START Selection

When it comes to starting a business, there are many questions and issues that need solving such as company’s legal form and structure, business operations plan, marketing strategy, investment funding, cost management, etc.
Besides that, it is tax and all of its related regulations that businesses of all kinds should take into consideration carefully. Depending on the government policy and geographical location in which the company is operating, the taxation regulations can vary respectively. For further information on VAT and Input tax (Vorsteuer) in Germany – the two most common tax types – please see our article below, first in a small article series explaining what to keep in mind when starting a business in Germany.
Value Added Tax aka VAT (called Umsatzsteuer and commonly abbreviated USt in German)is usually included in product prices. Therefore, it’s the end consumers who are paying the VAT. After collecting all VAT received from their customers, enterprises will then transfer the taxes collected to the local or regional tax office on a regular basis such as monthly, quarterly or yearly, depending on your company’s turnover.
The standard VAT rate in Germany is 19%. A reduced rate of 7% is applied for daily and consumer goods transactions, for example food, hotel stays, newspapers or public transport. Below is the chart of ‘VAT Rates of Selected EU States’, 2017.

END Selection

Written instruction
Reproduce word for word the portion of the passage on German business taxes that begins with "Besides that, it" and ends with "business in Germany.".

START Data

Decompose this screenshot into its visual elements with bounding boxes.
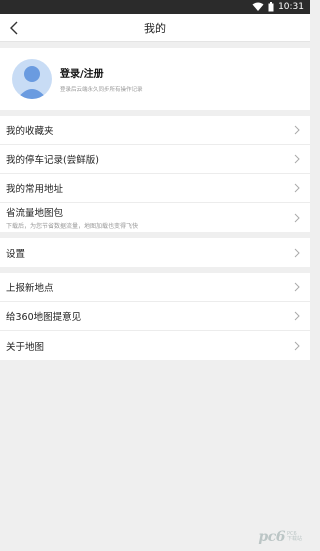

END Data
START Data

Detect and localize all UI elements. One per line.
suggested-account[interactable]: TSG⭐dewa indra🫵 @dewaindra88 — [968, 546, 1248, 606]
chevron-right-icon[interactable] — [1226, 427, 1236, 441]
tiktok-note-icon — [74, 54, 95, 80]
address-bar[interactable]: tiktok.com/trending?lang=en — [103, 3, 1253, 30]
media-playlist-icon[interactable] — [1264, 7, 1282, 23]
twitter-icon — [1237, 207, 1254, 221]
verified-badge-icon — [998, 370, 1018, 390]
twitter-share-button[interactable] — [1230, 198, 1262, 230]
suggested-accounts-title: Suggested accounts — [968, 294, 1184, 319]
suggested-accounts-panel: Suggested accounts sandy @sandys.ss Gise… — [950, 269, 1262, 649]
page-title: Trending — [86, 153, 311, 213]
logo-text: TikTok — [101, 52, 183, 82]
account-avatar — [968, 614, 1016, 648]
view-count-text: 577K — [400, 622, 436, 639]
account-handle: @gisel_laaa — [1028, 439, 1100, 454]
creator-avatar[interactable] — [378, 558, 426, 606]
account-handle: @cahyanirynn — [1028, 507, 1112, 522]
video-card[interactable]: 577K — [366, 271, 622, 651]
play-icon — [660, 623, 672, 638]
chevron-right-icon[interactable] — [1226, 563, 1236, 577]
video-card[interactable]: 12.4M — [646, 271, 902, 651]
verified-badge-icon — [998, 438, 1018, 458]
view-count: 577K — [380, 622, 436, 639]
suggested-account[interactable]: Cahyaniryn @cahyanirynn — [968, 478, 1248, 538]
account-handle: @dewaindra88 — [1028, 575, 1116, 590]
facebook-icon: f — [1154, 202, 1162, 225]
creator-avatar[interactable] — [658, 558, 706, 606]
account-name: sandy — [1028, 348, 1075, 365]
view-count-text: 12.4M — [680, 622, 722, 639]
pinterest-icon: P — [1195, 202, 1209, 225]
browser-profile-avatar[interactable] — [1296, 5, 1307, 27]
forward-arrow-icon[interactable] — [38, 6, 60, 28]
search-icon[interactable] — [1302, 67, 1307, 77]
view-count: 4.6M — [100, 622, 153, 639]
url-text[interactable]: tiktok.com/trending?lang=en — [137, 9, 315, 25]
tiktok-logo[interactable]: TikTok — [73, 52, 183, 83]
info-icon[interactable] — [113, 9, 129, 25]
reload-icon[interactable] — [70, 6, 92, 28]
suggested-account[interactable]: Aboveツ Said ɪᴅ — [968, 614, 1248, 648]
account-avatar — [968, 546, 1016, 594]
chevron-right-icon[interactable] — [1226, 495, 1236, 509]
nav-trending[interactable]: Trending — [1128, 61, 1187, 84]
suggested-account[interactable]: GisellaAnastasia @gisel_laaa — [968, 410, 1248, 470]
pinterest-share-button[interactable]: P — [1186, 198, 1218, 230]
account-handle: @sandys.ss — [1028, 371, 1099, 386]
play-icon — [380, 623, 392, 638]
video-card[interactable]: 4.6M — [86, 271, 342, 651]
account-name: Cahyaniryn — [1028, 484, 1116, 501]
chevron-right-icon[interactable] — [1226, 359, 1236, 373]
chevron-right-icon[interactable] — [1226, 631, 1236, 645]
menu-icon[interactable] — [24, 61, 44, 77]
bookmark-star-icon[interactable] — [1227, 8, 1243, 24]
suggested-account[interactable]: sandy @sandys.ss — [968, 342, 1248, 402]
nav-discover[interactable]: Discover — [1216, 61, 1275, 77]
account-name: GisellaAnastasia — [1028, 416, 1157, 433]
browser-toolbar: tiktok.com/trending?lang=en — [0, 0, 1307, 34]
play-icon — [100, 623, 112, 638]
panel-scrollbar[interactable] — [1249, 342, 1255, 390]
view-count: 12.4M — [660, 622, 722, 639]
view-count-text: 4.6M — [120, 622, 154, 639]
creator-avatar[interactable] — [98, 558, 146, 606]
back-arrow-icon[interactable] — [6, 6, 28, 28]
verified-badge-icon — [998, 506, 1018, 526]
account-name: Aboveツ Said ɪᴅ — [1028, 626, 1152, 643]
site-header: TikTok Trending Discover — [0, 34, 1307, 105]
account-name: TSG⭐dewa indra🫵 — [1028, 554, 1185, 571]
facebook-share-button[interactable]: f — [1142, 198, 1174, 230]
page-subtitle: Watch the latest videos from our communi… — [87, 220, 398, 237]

END Data

Task result
Besides that, it is tax and all of its related regulations that businesses of all kinds should take into consideration carefully. Depending on the government policy and geographical location in which the company is operating, the taxation regulations can vary respectively. For further information on VAT and Input tax (Vorsteuer) in Germany – the two most common tax types – please see our article below, first in a small article series explaining what to keep in mind when starting a business in Germany.